** START **

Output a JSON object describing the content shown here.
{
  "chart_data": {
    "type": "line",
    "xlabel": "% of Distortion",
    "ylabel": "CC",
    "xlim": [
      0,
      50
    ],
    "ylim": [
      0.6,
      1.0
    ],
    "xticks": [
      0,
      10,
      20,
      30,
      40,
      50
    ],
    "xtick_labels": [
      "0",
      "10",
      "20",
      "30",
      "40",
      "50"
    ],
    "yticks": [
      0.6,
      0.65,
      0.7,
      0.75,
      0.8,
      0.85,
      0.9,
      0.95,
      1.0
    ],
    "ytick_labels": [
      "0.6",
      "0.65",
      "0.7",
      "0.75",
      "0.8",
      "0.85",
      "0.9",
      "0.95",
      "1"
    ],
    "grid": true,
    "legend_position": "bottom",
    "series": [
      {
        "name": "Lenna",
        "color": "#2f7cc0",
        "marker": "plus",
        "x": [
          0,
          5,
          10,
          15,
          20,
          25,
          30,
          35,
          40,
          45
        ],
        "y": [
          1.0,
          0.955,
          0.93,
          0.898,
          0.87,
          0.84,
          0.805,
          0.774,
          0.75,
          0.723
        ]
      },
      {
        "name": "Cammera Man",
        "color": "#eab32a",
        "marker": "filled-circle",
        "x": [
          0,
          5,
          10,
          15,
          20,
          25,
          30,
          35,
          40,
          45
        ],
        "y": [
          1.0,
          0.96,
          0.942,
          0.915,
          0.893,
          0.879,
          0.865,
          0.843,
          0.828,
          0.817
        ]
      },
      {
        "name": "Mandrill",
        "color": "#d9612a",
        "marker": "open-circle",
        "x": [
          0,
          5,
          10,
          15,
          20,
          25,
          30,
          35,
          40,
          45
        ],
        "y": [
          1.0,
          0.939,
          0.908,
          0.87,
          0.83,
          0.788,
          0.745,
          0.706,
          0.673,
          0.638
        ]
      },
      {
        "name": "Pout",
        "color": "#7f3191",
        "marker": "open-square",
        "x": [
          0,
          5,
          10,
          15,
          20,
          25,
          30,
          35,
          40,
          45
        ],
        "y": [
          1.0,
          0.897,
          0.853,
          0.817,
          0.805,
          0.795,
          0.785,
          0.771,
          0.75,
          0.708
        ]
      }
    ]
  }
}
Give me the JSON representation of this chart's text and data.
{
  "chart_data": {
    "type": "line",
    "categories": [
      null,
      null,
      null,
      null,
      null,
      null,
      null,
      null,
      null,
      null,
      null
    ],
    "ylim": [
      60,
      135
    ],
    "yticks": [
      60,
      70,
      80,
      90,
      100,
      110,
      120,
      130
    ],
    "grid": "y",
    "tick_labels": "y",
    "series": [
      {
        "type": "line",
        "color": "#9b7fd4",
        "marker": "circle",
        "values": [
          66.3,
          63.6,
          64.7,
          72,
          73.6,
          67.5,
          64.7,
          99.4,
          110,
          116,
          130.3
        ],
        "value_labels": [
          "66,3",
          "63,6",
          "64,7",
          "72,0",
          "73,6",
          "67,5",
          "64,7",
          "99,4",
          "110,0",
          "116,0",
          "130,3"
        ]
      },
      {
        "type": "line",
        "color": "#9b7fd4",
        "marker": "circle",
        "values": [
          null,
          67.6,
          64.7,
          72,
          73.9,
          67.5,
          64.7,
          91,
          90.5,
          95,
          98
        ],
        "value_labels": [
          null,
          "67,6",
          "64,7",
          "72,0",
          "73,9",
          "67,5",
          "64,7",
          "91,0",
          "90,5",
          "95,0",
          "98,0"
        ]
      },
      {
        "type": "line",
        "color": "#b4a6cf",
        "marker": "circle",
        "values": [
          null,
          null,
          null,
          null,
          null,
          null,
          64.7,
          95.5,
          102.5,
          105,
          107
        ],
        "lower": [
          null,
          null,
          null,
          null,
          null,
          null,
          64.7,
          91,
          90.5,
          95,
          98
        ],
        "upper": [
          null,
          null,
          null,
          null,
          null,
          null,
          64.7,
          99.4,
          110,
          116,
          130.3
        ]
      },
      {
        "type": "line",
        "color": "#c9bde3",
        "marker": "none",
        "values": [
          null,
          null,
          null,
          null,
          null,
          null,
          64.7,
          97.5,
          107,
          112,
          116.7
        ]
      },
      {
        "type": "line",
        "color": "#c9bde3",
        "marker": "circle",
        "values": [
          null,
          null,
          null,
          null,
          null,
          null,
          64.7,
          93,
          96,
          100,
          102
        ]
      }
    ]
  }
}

** END **

- [What to do] Copy all the entries verbatim.

- [Written response]
Output a JSON object describing the content shown here.
{
  "chart_data": {
    "type": "line",
    "xlabel": "% of Distortion",
    "ylabel": "CC",
    "xlim": [
      0,
      50
    ],
    "ylim": [
      0.6,
      1.0
    ],
    "xticks": [
      0,
      10,
      20,
      30,
      40,
      50
    ],
    "xtick_labels": [
      "0",
      "10",
      "20",
      "30",
      "40",
      "50"
    ],
    "yticks": [
      0.6,
      0.65,
      0.7,
      0.75,
      0.8,
      0.85,
      0.9,
      0.95,
      1.0
    ],
    "ytick_labels": [
      "0.6",
      "0.65",
      "0.7",
      "0.75",
      "0.8",
      "0.85",
      "0.9",
      "0.95",
      "1"
    ],
    "grid": true,
    "legend_position": "bottom",
    "series": [
      {
        "name": "Lenna",
        "color": "#2f7cc0",
        "marker": "plus",
        "x": [
          0,
          5,
          10,
          15,
          20,
          25,
          30,
          35,
          40,
          45
        ],
        "y": [
          1.0,
          0.955,
          0.93,
          0.898,
          0.87,
          0.84,
          0.805,
          0.774,
          0.75,
          0.723
        ]
      },
      {
        "name": "Cammera Man",
        "color": "#eab32a",
        "marker": "filled-circle",
        "x": [
          0,
          5,
          10,
          15,
          20,
          25,
          30,
          35,
          40,
          45
        ],
        "y": [
          1.0,
          0.96,
          0.942,
          0.915,
          0.893,
          0.879,
          0.865,
          0.843,
          0.828,
          0.817
        ]
      },
      {
        "name": "Mandrill",
        "color": "#d9612a",
        "marker": "open-circle",
        "x": [
          0,
          5,
          10,
          15,
          20,
          25,
          30,
          35,
          40,
          45
        ],
        "y": [
          1.0,
          0.939,
          0.908,
          0.87,
          0.83,
          0.788,
          0.745,
          0.706,
          0.673,
          0.638
        ]
      },
      {
        "name": "Pout",
        "color": "#7f3191",
        "marker": "open-square",
        "x": [
          0,
          5,
          10,
          15,
          20,
          25,
          30,
          35,
          40,
          45
        ],
        "y": [
          1.0,
          0.897,
          0.853,
          0.817,
          0.805,
          0.795,
          0.785,
          0.771,
          0.75,
          0.708
        ]
      }
    ]
  }
}
Give me the JSON representation of this chart's text and data.
{
  "chart_data": {
    "type": "line",
    "categories": [
      null,
      null,
      null,
      null,
      null,
      null,
      null,
      null,
      null,
      null,
      null
    ],
    "ylim": [
      60,
      135
    ],
    "yticks": [
      60,
      70,
      80,
      90,
      100,
      110,
      120,
      130
    ],
    "grid": "y",
    "tick_labels": "y",
    "series": [
      {
        "type": "line",
        "color": "#9b7fd4",
        "marker": "circle",
        "values": [
          66.3,
          63.6,
          64.7,
          72,
          73.6,
          67.5,
          64.7,
          99.4,
          110,
          116,
          130.3
        ],
        "value_labels": [
          "66,3",
          "63,6",
          "64,7",
          "72,0",
          "73,6",
          "67,5",
          "64,7",
          "99,4",
          "110,0",
          "116,0",
          "130,3"
        ]
      },
      {
        "type": "line",
        "color": "#9b7fd4",
        "marker": "circle",
        "values": [
          null,
          67.6,
          64.7,
          72,
          73.9,
          67.5,
          64.7,
          91,
          90.5,
          95,
          98
        ],
        "value_labels": [
          null,
          "67,6",
          "64,7",
          "72,0",
          "73,9",
          "67,5",
          "64,7",
          "91,0",
          "90,5",
          "95,0",
          "98,0"
        ]
      },
      {
        "type": "line",
        "color": "#b4a6cf",
        "marker": "circle",
        "values": [
          null,
          null,
          null,
          null,
          null,
          null,
          64.7,
          95.5,
          102.5,
          105,
          107
        ],
        "lower": [
          null,
          null,
          null,
          null,
          null,
          null,
          64.7,
          91,
          90.5,
          95,
          98
        ],
        "upper": [
          null,
          null,
          null,
          null,
          null,
          null,
          64.7,
          99.4,
          110,
          116,
          130.3
        ]
      },
      {
        "type": "line",
        "color": "#c9bde3",
        "marker": "none",
        "values": [
          null,
          null,
          null,
          null,
          null,
          null,
          64.7,
          97.5,
          107,
          112,
          116.7
        ]
      },
      {
        "type": "line",
        "color": "#c9bde3",
        "marker": "circle",
        "values": [
          null,
          null,
          null,
          null,
          null,
          null,
          64.7,
          93,
          96,
          100,
          102
        ]
      }
    ]
  }
}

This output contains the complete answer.